* Problem *
Go through the entries below and pick out every line with "left".

___ Data supplied ___

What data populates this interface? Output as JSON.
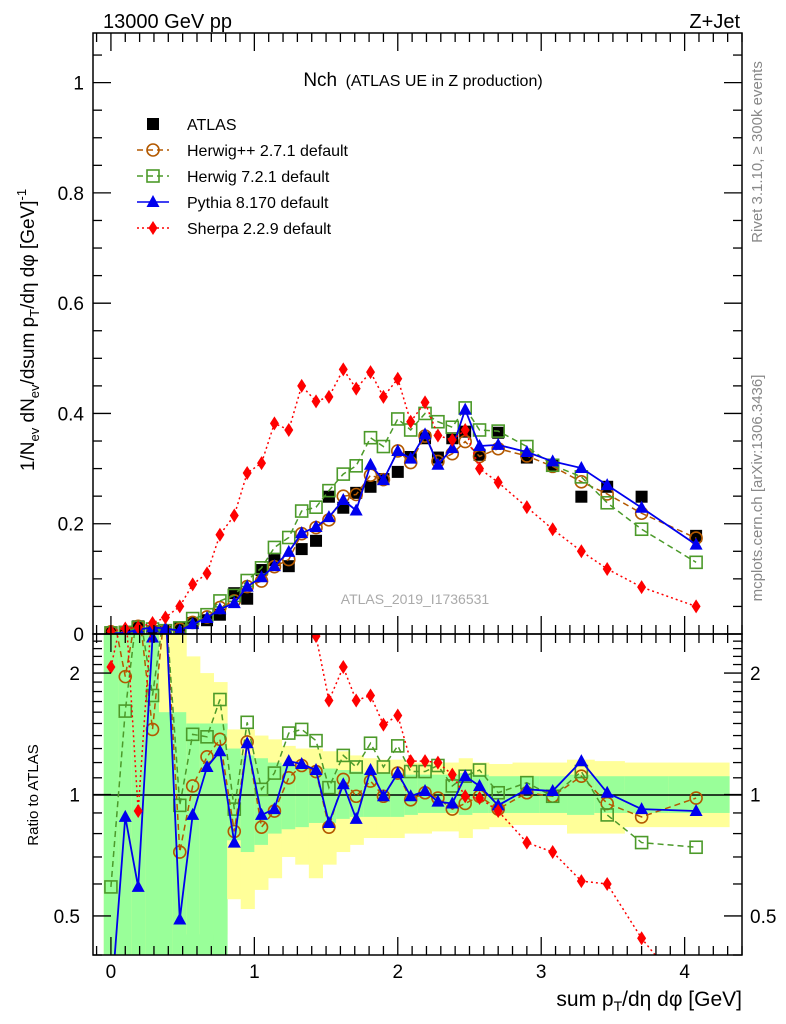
{
  "header": {
    "left": "13000 GeV pp",
    "right": "Z+Jet"
  },
  "side_text": {
    "rivet": "Rivet 3.1.10, ≥ 300k events",
    "mcplots": "mcplots.cern.ch [arXiv:1306.3436]"
  },
  "watermark": "ATLAS_2019_I1736531",
  "chart_data": {
    "type": "line",
    "title": {
      "main": "Nch",
      "sub": "(ATLAS UE in Z production)"
    },
    "ylabel_parts": [
      "1/N",
      "ev",
      " dN",
      "ev",
      "/dsum p",
      "T",
      "/dη dφ  [GeV]",
      "-1"
    ],
    "xlabel_parts": [
      "sum p",
      "T",
      "/dη dφ [GeV]"
    ],
    "ratio_ylabel": "Ratio to ATLAS",
    "xlim": [
      -0.125,
      4.4
    ],
    "ylim": [
      0,
      1.09
    ],
    "ratio_ylim": [
      0.4,
      2.5
    ],
    "ratio_scale": "log",
    "xticks": [
      "0",
      "1",
      "2",
      "3",
      "4"
    ],
    "yticks": [
      "0",
      "0.2",
      "0.4",
      "0.6",
      "0.8",
      "1"
    ],
    "ratio_yticks": [
      "0.5",
      "1",
      "2"
    ],
    "legend_position": "top-left",
    "x": [
      0.0,
      0.1,
      0.19,
      0.29,
      0.38,
      0.48,
      0.57,
      0.67,
      0.76,
      0.86,
      0.95,
      1.05,
      1.14,
      1.24,
      1.33,
      1.43,
      1.52,
      1.62,
      1.71,
      1.81,
      1.9,
      2.0,
      2.09,
      2.19,
      2.28,
      2.38,
      2.47,
      2.57,
      2.7,
      2.9,
      3.08,
      3.28,
      3.46,
      3.7,
      4.08
    ],
    "bin_edges_ends": [
      -0.05,
      4.31
    ],
    "series": [
      {
        "name": "ATLAS",
        "color": "#000000",
        "marker": "square",
        "line": "none",
        "values": [
          0.003,
          0.002,
          0.014,
          0.005,
          0.004,
          0.012,
          0.02,
          0.025,
          0.035,
          0.074,
          0.064,
          0.116,
          0.134,
          0.123,
          0.154,
          0.169,
          0.249,
          0.229,
          0.256,
          0.267,
          0.281,
          0.294,
          0.321,
          0.355,
          0.32,
          0.355,
          0.367,
          0.325,
          0.365,
          0.32,
          0.307,
          0.249,
          0.267,
          0.249,
          0.178
        ],
        "ratio": null
      },
      {
        "name": "Herwig++ 2.7.1 default",
        "color": "#b35900",
        "marker": "open-circle",
        "line": "dashed",
        "values": [
          0.004,
          0.004,
          0.014,
          0.007,
          0.005,
          0.009,
          0.021,
          0.031,
          0.048,
          0.06,
          0.086,
          0.096,
          0.122,
          0.135,
          0.182,
          0.193,
          0.207,
          0.25,
          0.253,
          0.288,
          0.28,
          0.332,
          0.311,
          0.359,
          0.313,
          0.327,
          0.349,
          0.322,
          0.336,
          0.323,
          0.304,
          0.276,
          0.254,
          0.219,
          0.174
        ],
        "ratio": [
          3.0,
          1.96,
          3.0,
          1.45,
          3.0,
          0.72,
          1.05,
          1.24,
          1.37,
          0.81,
          1.35,
          0.83,
          0.91,
          1.1,
          1.18,
          1.14,
          0.83,
          1.09,
          0.99,
          1.08,
          0.99,
          1.13,
          0.97,
          1.01,
          0.98,
          0.92,
          0.95,
          0.99,
          0.92,
          1.01,
          0.99,
          1.11,
          0.95,
          0.88,
          0.98
        ]
      },
      {
        "name": "Herwig 7.2.1 default",
        "color": "#4c9a2a",
        "marker": "open-square",
        "line": "dashed",
        "values": [
          0.002,
          0.003,
          0.012,
          0.009,
          0.006,
          0.011,
          0.028,
          0.035,
          0.06,
          0.07,
          0.097,
          0.12,
          0.157,
          0.175,
          0.223,
          0.23,
          0.26,
          0.29,
          0.305,
          0.356,
          0.34,
          0.39,
          0.37,
          0.4,
          0.385,
          0.375,
          0.41,
          0.37,
          0.368,
          0.34,
          0.306,
          0.285,
          0.238,
          0.19,
          0.13
        ],
        "ratio": [
          0.59,
          1.61,
          3.0,
          1.76,
          3.0,
          0.94,
          1.41,
          1.39,
          1.72,
          0.92,
          1.51,
          1.03,
          1.13,
          1.42,
          1.45,
          1.36,
          1.04,
          1.25,
          1.17,
          1.34,
          1.17,
          1.32,
          1.14,
          1.14,
          1.18,
          1.05,
          1.11,
          1.15,
          1.01,
          1.07,
          0.99,
          1.14,
          0.89,
          0.76,
          0.74
        ]
      },
      {
        "name": "Pythia 8.170 default",
        "color": "#0000ee",
        "marker": "triangle",
        "line": "solid",
        "values": [
          0.001,
          0.002,
          0.008,
          0.012,
          0.01,
          0.006,
          0.018,
          0.029,
          0.045,
          0.056,
          0.086,
          0.103,
          0.123,
          0.149,
          0.183,
          0.194,
          0.212,
          0.243,
          0.224,
          0.307,
          0.279,
          0.332,
          0.318,
          0.362,
          0.307,
          0.337,
          0.407,
          0.341,
          0.343,
          0.33,
          0.313,
          0.301,
          0.27,
          0.229,
          0.162
        ],
        "ratio": [
          0.3,
          0.88,
          0.59,
          2.45,
          3.0,
          0.49,
          0.89,
          1.17,
          1.28,
          0.76,
          1.34,
          0.89,
          0.92,
          1.21,
          1.19,
          1.15,
          0.85,
          1.06,
          0.87,
          1.15,
          0.99,
          1.13,
          0.99,
          1.02,
          0.96,
          0.95,
          1.11,
          1.05,
          0.94,
          1.03,
          1.02,
          1.21,
          1.01,
          0.92,
          0.91
        ]
      },
      {
        "name": "Sherpa 2.2.9 default",
        "color": "#ff0000",
        "marker": "diamond",
        "line": "dotted",
        "values": [
          0.005,
          0.01,
          0.012,
          0.02,
          0.03,
          0.05,
          0.09,
          0.11,
          0.18,
          0.215,
          0.292,
          0.31,
          0.382,
          0.37,
          0.45,
          0.422,
          0.43,
          0.48,
          0.445,
          0.475,
          0.43,
          0.463,
          0.385,
          0.42,
          0.36,
          0.352,
          0.37,
          0.3,
          0.275,
          0.23,
          0.19,
          0.15,
          0.118,
          0.085,
          0.05
        ],
        "ratio": [
          2.07,
          3.0,
          0.91,
          3.0,
          3.0,
          3.0,
          3.0,
          3.0,
          3.0,
          3.0,
          3.0,
          3.0,
          3.0,
          3.0,
          3.0,
          2.47,
          1.71,
          2.07,
          1.71,
          1.76,
          1.49,
          1.57,
          1.21,
          1.21,
          1.2,
          1.12,
          0.99,
          0.98,
          0.91,
          0.76,
          0.72,
          0.61,
          0.6,
          0.44,
          0.3
        ]
      }
    ],
    "ratio_bands": {
      "green_color": "#99ff99",
      "yellow_color": "#ffff99",
      "green_lo": [
        0.4,
        0.4,
        0.4,
        0.4,
        0.4,
        0.4,
        0.4,
        0.4,
        0.4,
        0.77,
        0.72,
        0.75,
        0.8,
        0.82,
        0.83,
        0.85,
        0.85,
        0.87,
        0.88,
        0.88,
        0.88,
        0.88,
        0.89,
        0.9,
        0.9,
        0.9,
        0.89,
        0.9,
        0.9,
        0.9,
        0.9,
        0.89,
        0.9,
        0.9,
        0.9
      ],
      "green_hi": [
        2.5,
        2.5,
        2.5,
        2.5,
        1.6,
        1.6,
        1.5,
        1.5,
        1.5,
        1.3,
        1.25,
        1.23,
        1.2,
        1.18,
        1.18,
        1.17,
        1.16,
        1.15,
        1.14,
        1.13,
        1.13,
        1.13,
        1.12,
        1.12,
        1.12,
        1.12,
        1.13,
        1.12,
        1.11,
        1.11,
        1.11,
        1.12,
        1.11,
        1.11,
        1.11
      ],
      "yellow_lo": [
        0.4,
        0.4,
        0.4,
        0.4,
        0.4,
        0.4,
        0.45,
        0.45,
        0.45,
        0.55,
        0.52,
        0.58,
        0.62,
        0.7,
        0.67,
        0.62,
        0.67,
        0.72,
        0.75,
        0.78,
        0.78,
        0.78,
        0.8,
        0.8,
        0.81,
        0.81,
        0.78,
        0.82,
        0.83,
        0.84,
        0.84,
        0.8,
        0.8,
        0.83,
        0.83
      ],
      "yellow_hi": [
        2.5,
        2.5,
        2.5,
        2.5,
        2.5,
        2.5,
        2.2,
        2.0,
        1.9,
        1.45,
        1.45,
        1.4,
        1.37,
        1.32,
        1.3,
        1.3,
        1.28,
        1.28,
        1.25,
        1.23,
        1.22,
        1.22,
        1.2,
        1.2,
        1.2,
        1.2,
        1.23,
        1.2,
        1.19,
        1.2,
        1.2,
        1.22,
        1.21,
        1.2,
        1.2
      ]
    }
  }
}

___

* Task solution *
    "left": "13000 GeV pp",
    "legend_position": "top-left",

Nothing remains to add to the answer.